======== Page ========

The Red Shoes

Being a professional musician sometimes feels to me like being the girl in the Hans Christian Anderson story, The Red Shoes. Now that I’ve put the shoes on, I can’t get the damn things off, and I have to keep dancing no matter how tired I get. Except, I’m not dancing I’m singing. In the Powell and Pressburger movie, inspired by the fairy tale, when the heroine is asked why she wants to dance by the ballet director, Lermontov, she says:

Vicky: Why do you want to live?
Lermontov: Well, I don’t know exactly why, but… I must.
Vicky: That’s my answer too.

At the same time, “music” is a sort of separate entity which I love like a child.  Or, at least, how I feel about it reminds me, at times, of how I felt about my son when he was a child. I feel protective of it. I look after it. Do things for it that I wouldn’t do for myself – odd though that sounds.  I would fly in a small plane to get to a gig for it. Train it across the Siberian tundra in sub-zero temperatures for it. Sacrifice things for it. Go without fancy clothes for it. Forgo holidays. Give up journalism for it. Not only would, … I have done all the above –  except fly in a small plane – yet. And I would be scared but I’d even do that (with my fingers crossed, of course).

Being a musician is my quest.

quest

noun ˈkwest

: a journey made in search of something

: a long and difficult effort to find or do something

Both of those.

======== Records to use ========

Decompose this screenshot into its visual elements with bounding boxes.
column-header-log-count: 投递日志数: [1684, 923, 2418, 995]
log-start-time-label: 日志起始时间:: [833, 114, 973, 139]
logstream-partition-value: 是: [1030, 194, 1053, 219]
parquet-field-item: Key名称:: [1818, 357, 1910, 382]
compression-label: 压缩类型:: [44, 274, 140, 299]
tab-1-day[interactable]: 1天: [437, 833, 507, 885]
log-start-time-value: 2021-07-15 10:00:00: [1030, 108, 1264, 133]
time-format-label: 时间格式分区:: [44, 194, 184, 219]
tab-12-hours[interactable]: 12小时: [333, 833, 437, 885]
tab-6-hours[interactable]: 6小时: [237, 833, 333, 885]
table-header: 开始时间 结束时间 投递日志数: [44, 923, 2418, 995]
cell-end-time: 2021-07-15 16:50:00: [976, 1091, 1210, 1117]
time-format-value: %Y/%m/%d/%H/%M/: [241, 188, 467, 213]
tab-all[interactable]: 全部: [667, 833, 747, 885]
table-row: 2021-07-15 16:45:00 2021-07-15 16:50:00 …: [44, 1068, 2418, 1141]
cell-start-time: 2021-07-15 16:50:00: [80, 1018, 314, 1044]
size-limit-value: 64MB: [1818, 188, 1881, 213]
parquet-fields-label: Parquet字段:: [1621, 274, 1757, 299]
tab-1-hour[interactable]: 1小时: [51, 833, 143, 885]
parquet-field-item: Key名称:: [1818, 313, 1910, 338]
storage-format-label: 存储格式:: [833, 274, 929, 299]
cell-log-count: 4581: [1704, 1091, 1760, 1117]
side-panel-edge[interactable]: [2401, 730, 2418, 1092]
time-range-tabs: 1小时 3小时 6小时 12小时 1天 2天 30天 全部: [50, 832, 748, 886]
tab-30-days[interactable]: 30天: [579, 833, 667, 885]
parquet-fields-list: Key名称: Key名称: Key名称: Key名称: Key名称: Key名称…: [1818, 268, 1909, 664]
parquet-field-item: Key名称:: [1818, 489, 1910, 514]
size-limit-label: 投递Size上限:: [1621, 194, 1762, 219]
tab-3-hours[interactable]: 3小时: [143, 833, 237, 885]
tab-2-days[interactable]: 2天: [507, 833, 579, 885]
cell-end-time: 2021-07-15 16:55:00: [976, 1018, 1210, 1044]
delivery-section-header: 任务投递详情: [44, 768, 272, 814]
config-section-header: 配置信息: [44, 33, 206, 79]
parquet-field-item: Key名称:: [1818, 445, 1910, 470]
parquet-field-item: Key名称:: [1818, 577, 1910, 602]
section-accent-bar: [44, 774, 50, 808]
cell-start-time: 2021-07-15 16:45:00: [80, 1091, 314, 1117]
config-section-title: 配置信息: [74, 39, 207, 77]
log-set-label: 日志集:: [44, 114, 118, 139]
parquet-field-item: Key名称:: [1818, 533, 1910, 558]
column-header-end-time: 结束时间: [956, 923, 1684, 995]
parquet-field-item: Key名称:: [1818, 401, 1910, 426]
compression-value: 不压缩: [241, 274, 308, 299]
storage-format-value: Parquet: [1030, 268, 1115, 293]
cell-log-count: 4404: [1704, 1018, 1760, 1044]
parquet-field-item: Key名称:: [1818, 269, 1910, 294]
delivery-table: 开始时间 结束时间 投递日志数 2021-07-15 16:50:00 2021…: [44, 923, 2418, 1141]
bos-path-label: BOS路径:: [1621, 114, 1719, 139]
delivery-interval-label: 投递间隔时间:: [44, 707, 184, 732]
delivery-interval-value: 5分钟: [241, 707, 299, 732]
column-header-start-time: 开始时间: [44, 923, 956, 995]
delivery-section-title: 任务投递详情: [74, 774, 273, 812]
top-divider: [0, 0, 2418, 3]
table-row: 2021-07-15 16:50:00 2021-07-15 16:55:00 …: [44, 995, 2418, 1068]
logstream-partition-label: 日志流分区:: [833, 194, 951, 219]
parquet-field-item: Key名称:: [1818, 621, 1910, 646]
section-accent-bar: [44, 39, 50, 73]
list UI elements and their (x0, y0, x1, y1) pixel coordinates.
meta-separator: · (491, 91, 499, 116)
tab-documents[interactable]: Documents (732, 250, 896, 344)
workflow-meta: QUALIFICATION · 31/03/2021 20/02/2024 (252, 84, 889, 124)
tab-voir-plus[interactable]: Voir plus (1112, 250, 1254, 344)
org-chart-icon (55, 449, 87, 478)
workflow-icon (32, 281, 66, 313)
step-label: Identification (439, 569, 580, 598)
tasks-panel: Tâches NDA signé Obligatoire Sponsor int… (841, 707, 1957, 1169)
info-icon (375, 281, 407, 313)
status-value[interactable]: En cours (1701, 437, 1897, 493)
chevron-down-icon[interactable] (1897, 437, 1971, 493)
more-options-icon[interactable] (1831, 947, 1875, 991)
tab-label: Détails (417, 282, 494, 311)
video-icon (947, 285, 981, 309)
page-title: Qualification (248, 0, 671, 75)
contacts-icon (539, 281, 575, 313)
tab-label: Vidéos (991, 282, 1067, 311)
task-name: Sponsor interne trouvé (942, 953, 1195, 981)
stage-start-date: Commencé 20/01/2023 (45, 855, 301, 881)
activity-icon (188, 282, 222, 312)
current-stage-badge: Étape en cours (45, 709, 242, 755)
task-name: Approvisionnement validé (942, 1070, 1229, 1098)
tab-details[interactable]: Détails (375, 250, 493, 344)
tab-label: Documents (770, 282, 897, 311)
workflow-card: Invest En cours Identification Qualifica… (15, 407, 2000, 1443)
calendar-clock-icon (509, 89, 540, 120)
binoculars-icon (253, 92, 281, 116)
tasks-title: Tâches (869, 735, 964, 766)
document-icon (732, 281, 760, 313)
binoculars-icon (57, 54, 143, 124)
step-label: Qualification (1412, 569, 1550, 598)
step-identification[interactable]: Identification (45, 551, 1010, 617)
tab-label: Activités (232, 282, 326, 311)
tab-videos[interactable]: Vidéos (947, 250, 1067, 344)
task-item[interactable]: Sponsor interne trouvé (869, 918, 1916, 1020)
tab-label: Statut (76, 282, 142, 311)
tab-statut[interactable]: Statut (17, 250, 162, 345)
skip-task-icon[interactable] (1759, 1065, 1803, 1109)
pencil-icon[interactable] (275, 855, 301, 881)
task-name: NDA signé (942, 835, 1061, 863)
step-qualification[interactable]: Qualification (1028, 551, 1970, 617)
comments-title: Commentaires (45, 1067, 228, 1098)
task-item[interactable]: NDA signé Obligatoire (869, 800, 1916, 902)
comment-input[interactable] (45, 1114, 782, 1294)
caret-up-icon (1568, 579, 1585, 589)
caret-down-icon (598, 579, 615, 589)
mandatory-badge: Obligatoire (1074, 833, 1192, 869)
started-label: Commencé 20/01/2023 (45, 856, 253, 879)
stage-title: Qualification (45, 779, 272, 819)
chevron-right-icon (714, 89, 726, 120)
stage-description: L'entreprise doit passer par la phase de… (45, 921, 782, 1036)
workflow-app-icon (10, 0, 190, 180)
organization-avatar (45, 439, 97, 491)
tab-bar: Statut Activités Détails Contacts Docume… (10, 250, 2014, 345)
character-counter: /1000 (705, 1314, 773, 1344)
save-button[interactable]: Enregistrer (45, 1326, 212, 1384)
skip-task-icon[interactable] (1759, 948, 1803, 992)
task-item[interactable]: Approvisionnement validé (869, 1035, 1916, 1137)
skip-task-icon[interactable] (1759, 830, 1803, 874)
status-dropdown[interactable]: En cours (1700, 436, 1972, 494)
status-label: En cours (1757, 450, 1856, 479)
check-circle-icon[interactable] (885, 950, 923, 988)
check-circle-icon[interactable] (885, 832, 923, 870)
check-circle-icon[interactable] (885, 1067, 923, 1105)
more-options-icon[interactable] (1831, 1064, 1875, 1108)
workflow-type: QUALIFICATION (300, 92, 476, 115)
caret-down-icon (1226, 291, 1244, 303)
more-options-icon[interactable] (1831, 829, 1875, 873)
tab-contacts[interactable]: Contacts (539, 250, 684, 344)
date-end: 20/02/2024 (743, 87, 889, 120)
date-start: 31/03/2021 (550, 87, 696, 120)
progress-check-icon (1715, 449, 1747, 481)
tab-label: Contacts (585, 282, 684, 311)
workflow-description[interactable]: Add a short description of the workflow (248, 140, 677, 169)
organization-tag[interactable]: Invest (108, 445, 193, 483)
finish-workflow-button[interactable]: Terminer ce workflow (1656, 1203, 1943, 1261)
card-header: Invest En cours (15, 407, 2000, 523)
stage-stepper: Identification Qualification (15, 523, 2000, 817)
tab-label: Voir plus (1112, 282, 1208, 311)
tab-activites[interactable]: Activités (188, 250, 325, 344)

========

▶ [Written exercise 1]: Extract the passage of the essay on The Red Shoes from "At the same" to "crossed, of course).", word for word.
▶ [Written exercise 2]: Copy the saved entries verbatim, from their first line to the line with "logstream-partition-value: 是: [1030, 194, 1053, 219]", including both.
The essay and the saved entries have no connection to each other.

▶ [Solution 1]:
At the same time, “music” is a sort of separate entity which I love like a child.  Or, at least, how I feel about it reminds me, at times, of how I felt about my son when he was a child. I feel protective of it. I look after it. Do things for it that I wouldn’t do for myself – odd though that sounds.  I would fly in a small plane to get to a gig for it. Train it across the Siberian tundra in sub-zero temperatures for it. Sacrifice things for it. Go without fancy clothes for it. Forgo holidays. Give up journalism for it. Not only would, … I have done all the above –  except fly in a small plane – yet. And I would be scared but I’d even do that (with my fingers crossed, of course).

▶ [Solution 2]:
Decompose this screenshot into its visual elements with bounding boxes.
column-header-log-count: 投递日志数: [1684, 923, 2418, 995]
log-start-time-label: 日志起始时间:: [833, 114, 973, 139]
logstream-partition-value: 是: [1030, 194, 1053, 219]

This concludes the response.